*Given request:* Gather every line from the entries below that includes "files".

*Materials provided:*
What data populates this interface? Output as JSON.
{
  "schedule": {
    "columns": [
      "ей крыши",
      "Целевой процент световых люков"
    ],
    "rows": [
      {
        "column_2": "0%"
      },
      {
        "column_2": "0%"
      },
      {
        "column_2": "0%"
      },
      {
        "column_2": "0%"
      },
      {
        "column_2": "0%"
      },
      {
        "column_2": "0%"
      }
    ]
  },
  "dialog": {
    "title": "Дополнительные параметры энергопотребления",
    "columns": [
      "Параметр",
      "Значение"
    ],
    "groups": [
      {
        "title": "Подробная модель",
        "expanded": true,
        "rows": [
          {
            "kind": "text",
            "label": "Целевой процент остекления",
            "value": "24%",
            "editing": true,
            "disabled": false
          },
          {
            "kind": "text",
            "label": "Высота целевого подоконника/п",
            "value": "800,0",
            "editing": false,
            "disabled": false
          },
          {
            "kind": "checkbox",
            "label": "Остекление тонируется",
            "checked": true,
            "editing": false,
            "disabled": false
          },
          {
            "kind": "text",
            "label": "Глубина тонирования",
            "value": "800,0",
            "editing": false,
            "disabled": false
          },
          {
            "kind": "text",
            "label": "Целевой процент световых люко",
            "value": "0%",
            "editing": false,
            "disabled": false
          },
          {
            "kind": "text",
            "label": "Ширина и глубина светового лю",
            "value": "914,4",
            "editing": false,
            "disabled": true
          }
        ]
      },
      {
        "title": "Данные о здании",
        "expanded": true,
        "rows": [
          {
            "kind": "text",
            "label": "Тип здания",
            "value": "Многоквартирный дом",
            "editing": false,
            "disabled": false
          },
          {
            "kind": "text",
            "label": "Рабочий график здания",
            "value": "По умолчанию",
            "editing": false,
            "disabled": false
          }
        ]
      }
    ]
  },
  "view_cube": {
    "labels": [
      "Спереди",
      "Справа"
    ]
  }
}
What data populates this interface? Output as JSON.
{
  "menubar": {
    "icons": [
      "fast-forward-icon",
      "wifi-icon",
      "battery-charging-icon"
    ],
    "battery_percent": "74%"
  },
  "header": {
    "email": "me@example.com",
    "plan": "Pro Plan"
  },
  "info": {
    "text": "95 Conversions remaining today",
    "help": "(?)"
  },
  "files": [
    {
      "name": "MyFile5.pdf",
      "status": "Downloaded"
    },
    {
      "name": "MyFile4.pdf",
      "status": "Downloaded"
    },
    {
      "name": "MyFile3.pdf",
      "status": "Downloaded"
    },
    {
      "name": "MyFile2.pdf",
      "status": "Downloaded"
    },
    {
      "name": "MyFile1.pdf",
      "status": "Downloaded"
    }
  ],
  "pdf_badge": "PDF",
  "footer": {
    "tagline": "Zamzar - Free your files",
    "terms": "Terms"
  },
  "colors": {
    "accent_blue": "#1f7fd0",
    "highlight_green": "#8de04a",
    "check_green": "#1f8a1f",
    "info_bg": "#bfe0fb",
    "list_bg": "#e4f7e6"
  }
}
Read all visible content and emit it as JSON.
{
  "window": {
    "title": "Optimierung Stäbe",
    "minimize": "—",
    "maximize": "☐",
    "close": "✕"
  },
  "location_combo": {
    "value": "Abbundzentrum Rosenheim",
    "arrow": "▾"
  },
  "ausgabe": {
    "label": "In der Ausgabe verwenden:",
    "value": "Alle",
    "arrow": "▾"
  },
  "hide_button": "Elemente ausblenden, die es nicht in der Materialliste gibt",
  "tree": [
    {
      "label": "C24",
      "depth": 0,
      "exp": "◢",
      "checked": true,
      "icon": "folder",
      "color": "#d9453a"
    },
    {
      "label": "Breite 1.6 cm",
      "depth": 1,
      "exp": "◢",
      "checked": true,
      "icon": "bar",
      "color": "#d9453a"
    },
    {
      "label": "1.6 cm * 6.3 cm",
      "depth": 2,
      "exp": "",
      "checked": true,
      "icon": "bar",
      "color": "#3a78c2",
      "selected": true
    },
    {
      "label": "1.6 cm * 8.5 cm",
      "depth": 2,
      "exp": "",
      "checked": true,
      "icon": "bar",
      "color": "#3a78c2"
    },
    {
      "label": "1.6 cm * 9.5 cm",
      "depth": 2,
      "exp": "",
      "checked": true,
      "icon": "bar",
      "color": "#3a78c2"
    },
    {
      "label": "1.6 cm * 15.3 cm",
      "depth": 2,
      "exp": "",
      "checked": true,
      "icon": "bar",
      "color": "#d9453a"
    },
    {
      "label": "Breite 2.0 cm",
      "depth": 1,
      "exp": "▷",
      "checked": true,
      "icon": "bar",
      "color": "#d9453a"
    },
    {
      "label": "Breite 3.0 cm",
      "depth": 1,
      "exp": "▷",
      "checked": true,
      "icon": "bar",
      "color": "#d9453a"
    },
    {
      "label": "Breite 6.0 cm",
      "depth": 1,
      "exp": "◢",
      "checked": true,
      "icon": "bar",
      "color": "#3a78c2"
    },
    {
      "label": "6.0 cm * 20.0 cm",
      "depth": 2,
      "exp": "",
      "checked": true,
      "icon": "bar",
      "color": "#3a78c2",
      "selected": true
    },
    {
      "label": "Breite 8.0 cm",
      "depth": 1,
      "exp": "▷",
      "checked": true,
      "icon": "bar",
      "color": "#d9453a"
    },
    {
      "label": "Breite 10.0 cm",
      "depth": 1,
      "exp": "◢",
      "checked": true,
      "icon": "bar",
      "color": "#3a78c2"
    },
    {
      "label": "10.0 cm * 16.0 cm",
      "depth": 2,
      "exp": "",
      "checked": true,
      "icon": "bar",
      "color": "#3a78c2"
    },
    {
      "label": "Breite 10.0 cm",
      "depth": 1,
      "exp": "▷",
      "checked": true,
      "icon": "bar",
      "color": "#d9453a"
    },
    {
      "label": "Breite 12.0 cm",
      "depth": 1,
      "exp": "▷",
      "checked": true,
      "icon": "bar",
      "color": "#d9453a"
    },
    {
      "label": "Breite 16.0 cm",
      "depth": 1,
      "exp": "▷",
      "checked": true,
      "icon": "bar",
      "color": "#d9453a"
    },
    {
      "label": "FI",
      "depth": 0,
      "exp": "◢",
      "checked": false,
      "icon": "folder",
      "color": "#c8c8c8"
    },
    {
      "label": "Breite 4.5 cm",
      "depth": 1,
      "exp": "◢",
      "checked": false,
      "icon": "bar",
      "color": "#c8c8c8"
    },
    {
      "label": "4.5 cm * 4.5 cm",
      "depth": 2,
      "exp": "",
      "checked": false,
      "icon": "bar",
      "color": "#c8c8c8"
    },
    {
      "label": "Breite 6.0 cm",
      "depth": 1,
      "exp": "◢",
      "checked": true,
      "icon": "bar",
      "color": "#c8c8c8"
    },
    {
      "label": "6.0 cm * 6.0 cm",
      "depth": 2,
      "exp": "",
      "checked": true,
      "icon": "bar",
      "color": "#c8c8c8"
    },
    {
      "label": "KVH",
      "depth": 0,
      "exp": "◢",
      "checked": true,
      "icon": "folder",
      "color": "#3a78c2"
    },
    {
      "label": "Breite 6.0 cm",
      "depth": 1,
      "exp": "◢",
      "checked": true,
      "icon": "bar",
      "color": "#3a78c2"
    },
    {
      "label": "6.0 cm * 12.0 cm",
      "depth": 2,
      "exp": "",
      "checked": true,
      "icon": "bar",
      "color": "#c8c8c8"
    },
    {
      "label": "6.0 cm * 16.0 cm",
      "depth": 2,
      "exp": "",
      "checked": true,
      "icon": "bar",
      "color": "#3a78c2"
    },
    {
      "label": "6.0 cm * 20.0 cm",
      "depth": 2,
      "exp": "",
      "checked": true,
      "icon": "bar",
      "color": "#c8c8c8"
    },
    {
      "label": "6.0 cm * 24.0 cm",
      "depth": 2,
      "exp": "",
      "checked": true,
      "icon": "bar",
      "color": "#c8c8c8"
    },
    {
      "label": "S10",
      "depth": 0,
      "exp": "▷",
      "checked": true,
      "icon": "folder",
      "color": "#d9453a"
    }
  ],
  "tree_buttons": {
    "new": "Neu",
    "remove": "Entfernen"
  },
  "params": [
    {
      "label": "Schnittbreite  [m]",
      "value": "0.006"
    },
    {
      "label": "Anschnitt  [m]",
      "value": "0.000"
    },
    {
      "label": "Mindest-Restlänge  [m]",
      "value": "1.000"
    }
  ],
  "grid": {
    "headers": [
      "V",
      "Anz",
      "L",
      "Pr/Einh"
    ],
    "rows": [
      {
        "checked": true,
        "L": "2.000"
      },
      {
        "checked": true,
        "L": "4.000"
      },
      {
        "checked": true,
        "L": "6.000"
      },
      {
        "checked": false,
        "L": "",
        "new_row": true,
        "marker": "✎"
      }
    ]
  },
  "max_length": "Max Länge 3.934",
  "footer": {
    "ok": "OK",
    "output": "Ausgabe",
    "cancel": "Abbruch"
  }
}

*Solution to this problem:*
  "files": [
    "tagline": "Zamzar - Free your files",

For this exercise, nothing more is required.